GIVEN TEXT
--- Start ---
We verify stratification quality, overlap safety, shape consistency, and missing values.


In [None]:
train_event_rate = train_df['event'].mean()
val_event_rate = val_df['event'].mean()
event_rate_gap = abs(train_event_rate - val_event_rate)

train_ids = set(train_df[id_col])
val_ids = set(val_df[id_col])
overlap_ids = train_ids.intersection(val_ids)

assert event_rate_gap <= 0.05, f'Event rate gap too large: {event_rate_gap:.4f}'
assert len(overlap_ids) == 0, 'Found overlapping event_id values between train and validation.'
assert list(train_df[feature_cols].columns) == list(val_df[feature_cols].columns) == list(test_df[feature_cols].columns), 'Feature columns are not aligned.'
assert train_df[feature_cols].isna().sum().sum() == 0, 'NaN found in train features.'
assert val_df[feature_cols].isna().sum().sum() == 0, 'NaN found in validation features.'
assert test_df[feature_cols].isna().sum().sum() == 0, 'NaN found in test features.'

print('Event rate in train:', round(train_event_rate, 4))
print('Event rate in validation:', round(val_event_rate, 4))
print('Absolute event rate gap:', round(event_rate_gap, 4))
print('Overlapping event_id count:', len(overlap_ids))
print('Feature alignment check: PASSED')
print('NaN checks: PASSED')
print('Number of CV folds:', len(folds))


### Insight

This is the most important quality gate in the notebook. If these checks pass, the data is consistent for modeling and less likely to leak information across splits.


## 8. Feature scaling

Some models need standardized features. We fit `StandardScaler` on train only and apply it to validation and test.


### 8.1 Fit and apply scaler


In [None]:
scaler = StandardScaler()

train_scaled = scaler.fit_transform(train_df[feature_cols])
val_scaled = scaler.transform(val_df[feature_cols])
test_scaled = scaler.transform(test_df[feature_cols])

train_scaled_df = pd.DataFrame(train_scaled, columns=feature_cols, index=train_df.index)
--- End ---
PROVIDED MATERIAL
--- Start ---
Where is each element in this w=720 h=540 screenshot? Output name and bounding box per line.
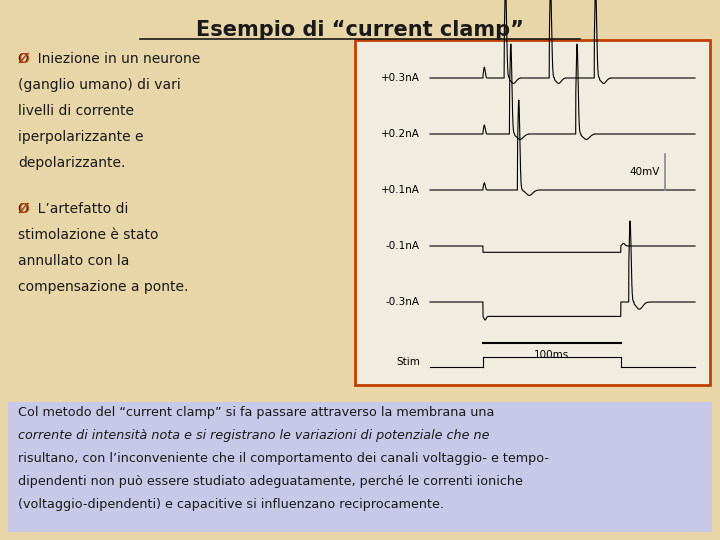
--- End ---
WRITTEN TASK 1
List every error message string that the assert statements in the notebook excerpt would raise.
WRITTEN TASK 2
Reproduce the notebook excerpt between "print('Number of CV" and "validation and test.", inclusive.

FINAL ANSWER 1
- Event rate gap too large: {event_rate_gap:.4f}
- Found overlapping event_id values between train and validation.
- Feature columns are not aligned.
- NaN found in train features.
- NaN found in validation features.
- NaN found in test features.

FINAL ANSWER 2
print('Number of CV folds:', len(folds))


### Insight

This is the most important quality gate in the notebook. If these checks pass, the data is consistent for modeling and less likely to leak information across splits.


## 8. Feature scaling

Some models need standardized features. We fit `StandardScaler` on train only and apply it to validation and test.